▸ WHAT NEEDS TO BE DONE
Extract the text of every entry below exactly; leave images out.

▸ GIVEN INFORMATION
:::

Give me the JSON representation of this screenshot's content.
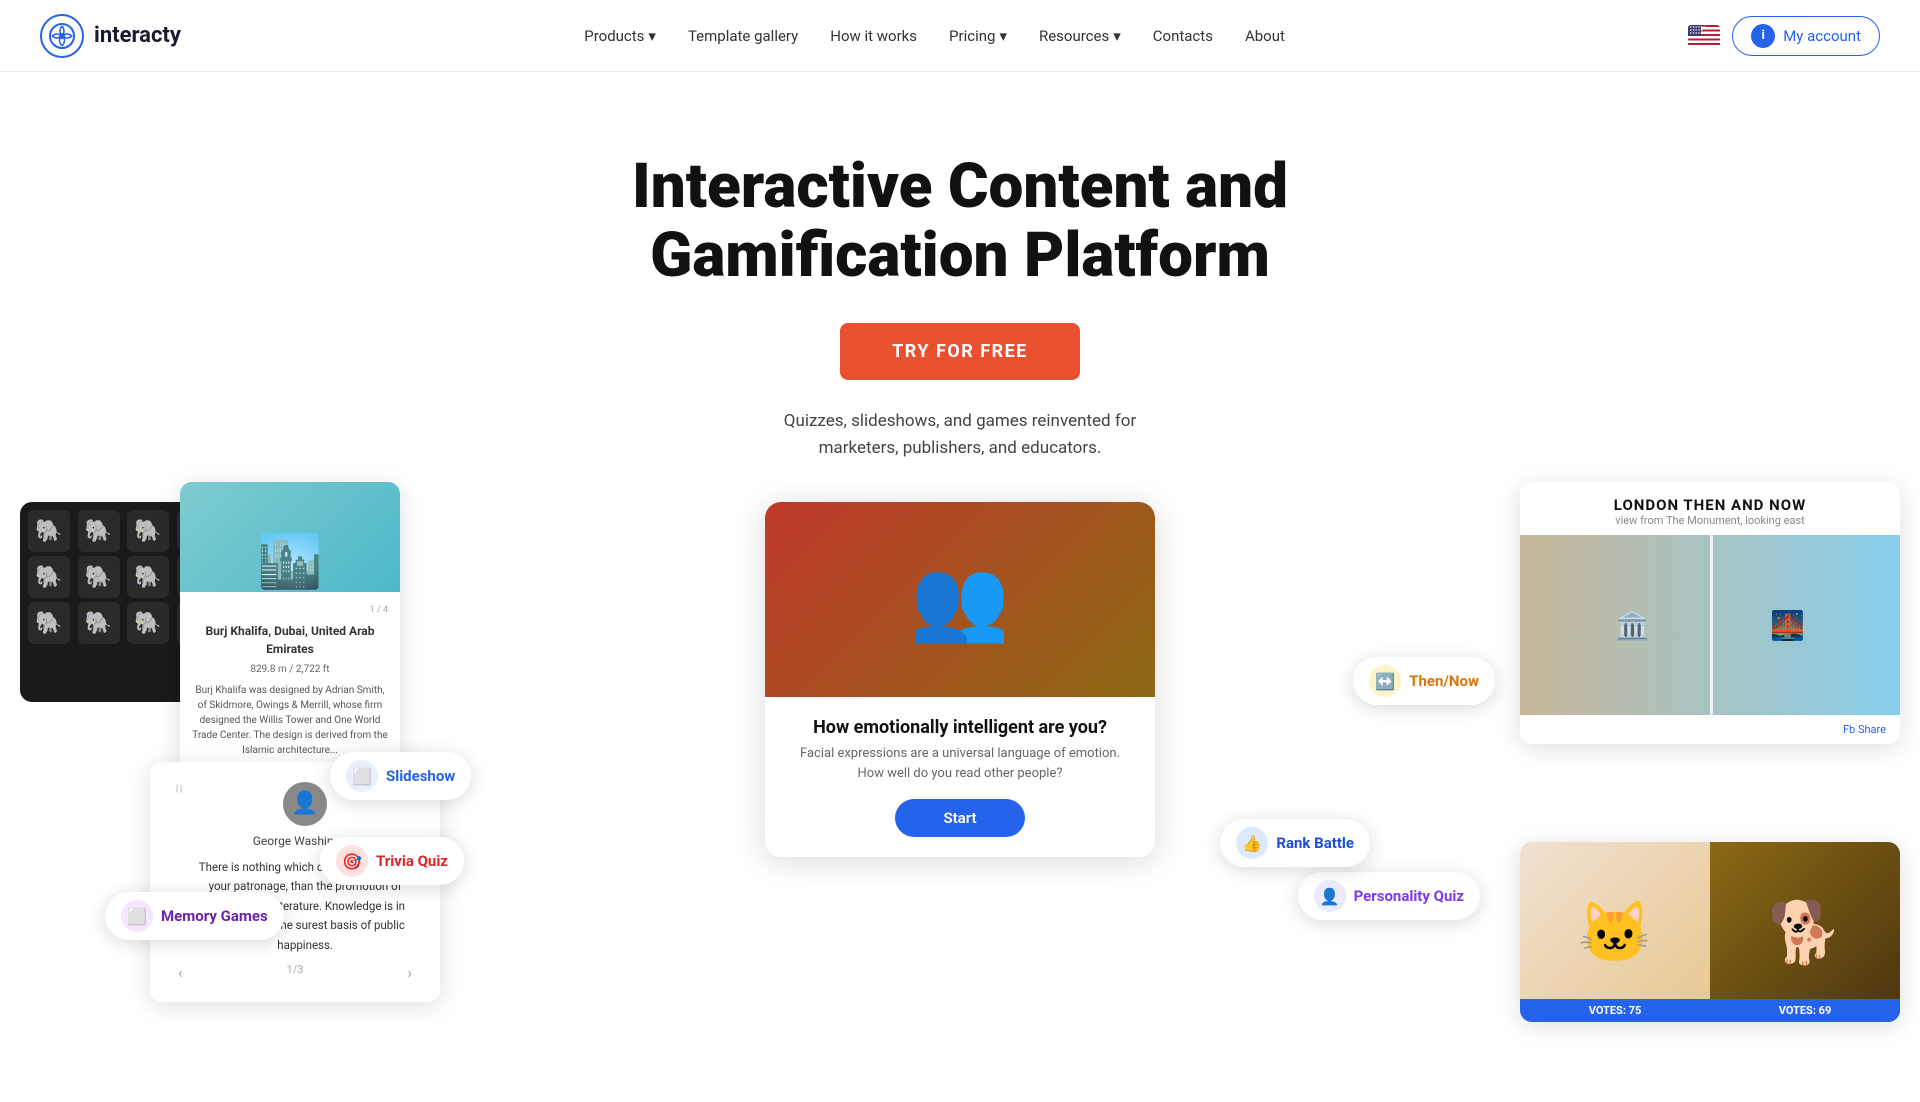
{
  "nav": {
    "logo_text": "interacty",
    "links": [
      {
        "label": "Products",
        "has_dropdown": true
      },
      {
        "label": "Template gallery",
        "has_dropdown": false
      },
      {
        "label": "How it works",
        "has_dropdown": false
      },
      {
        "label": "Pricing",
        "has_dropdown": true
      },
      {
        "label": "Resources",
        "has_dropdown": true
      },
      {
        "label": "Contacts",
        "has_dropdown": false
      },
      {
        "label": "About",
        "has_dropdown": false
      }
    ],
    "my_account_label": "My account"
  },
  "hero": {
    "title": "Interactive Content and Gamification Platform",
    "cta_label": "TRY FOR FREE",
    "subtitle": "Quizzes, slideshows, and games reinvented for\nmarketers, publishers, and educators."
  },
  "badges": {
    "slideshow": "Slideshow",
    "memory_games": "Memory Games",
    "trivia_quiz": "Trivia Quiz",
    "personality_quiz": "Personality Quiz",
    "rank_battle": "Rank Battle",
    "then_now": "Then/Now"
  },
  "slideshow_card": {
    "counter": "1 / 4",
    "title": "Burj Khalifa, Dubai, United Arab Emirates",
    "stats": "829.8 m / 2,722 ft",
    "body": "Burj Khalifa was designed by Adrian Smith, of Skidmore, Owings & Merrill, whose firm designed the Willis Tower and One World Trade Center. The design is derived from the Islamic architecture..."
  },
  "center_quiz": {
    "title": "How emotionally intelligent are you?",
    "subtitle": "Facial expressions are a universal language of emotion.\nHow well do you read other people?",
    "button": "Start"
  },
  "quote_card": {
    "name": "George Washington",
    "text": "There is nothing which can better deserve your patronage, than the promotion of Science and Literature. Knowledge is in every country the surest basis of public happiness.",
    "counter": "1/3"
  },
  "then_now_card": {
    "title": "LONDON THEN AND NOW",
    "subtitle": "view from The Monument, looking east"
  },
  "rank_battle": {
    "votes_left": "VOTES: 75",
    "votes_right": "VOTES: 69"
  },
  "colors": {
    "accent": "#2563eb",
    "cta": "#e85030",
    "purple": "#7c3aed"
  }
}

:::

▸ OUTPUT OF THE TASK
Give me the JSON representation of this screenshot's content.
{
  "nav": {
    "logo_text": "interacty",
    "links": [
      {
        "label": "Products",
        "has_dropdown": true
      },
      {
        "label": "Template gallery",
        "has_dropdown": false
      },
      {
        "label": "How it works",
        "has_dropdown": false
      },
      {
        "label": "Pricing",
        "has_dropdown": true
      },
      {
        "label": "Resources",
        "has_dropdown": true
      },
      {
        "label": "Contacts",
        "has_dropdown": false
      },
      {
        "label": "About",
        "has_dropdown": false
      }
    ],
    "my_account_label": "My account"
  },
  "hero": {
    "title": "Interactive Content and Gamification Platform",
    "cta_label": "TRY FOR FREE",
    "subtitle": "Quizzes, slideshows, and games reinvented for\nmarketers, publishers, and educators."
  },
  "badges": {
    "slideshow": "Slideshow",
    "memory_games": "Memory Games",
    "trivia_quiz": "Trivia Quiz",
    "personality_quiz": "Personality Quiz",
    "rank_battle": "Rank Battle",
    "then_now": "Then/Now"
  },
  "slideshow_card": {
    "counter": "1 / 4",
    "title": "Burj Khalifa, Dubai, United Arab Emirates",
    "stats": "829.8 m / 2,722 ft",
    "body": "Burj Khalifa was designed by Adrian Smith, of Skidmore, Owings & Merrill, whose firm designed the Willis Tower and One World Trade Center. The design is derived from the Islamic architecture..."
  },
  "center_quiz": {
    "title": "How emotionally intelligent are you?",
    "subtitle": "Facial expressions are a universal language of emotion.\nHow well do you read other people?",
    "button": "Start"
  },
  "quote_card": {
    "name": "George Washington",
    "text": "There is nothing which can better deserve your patronage, than the promotion of Science and Literature. Knowledge is in every country the surest basis of public happiness.",
    "counter": "1/3"
  },
  "then_now_card": {
    "title": "LONDON THEN AND NOW",
    "subtitle": "view from The Monument, looking east"
  },
  "rank_battle": {
    "votes_left": "VOTES: 75",
    "votes_right": "VOTES: 69"
  },
  "colors": {
    "accent": "#2563eb",
    "cta": "#e85030",
    "purple": "#7c3aed"
  }
}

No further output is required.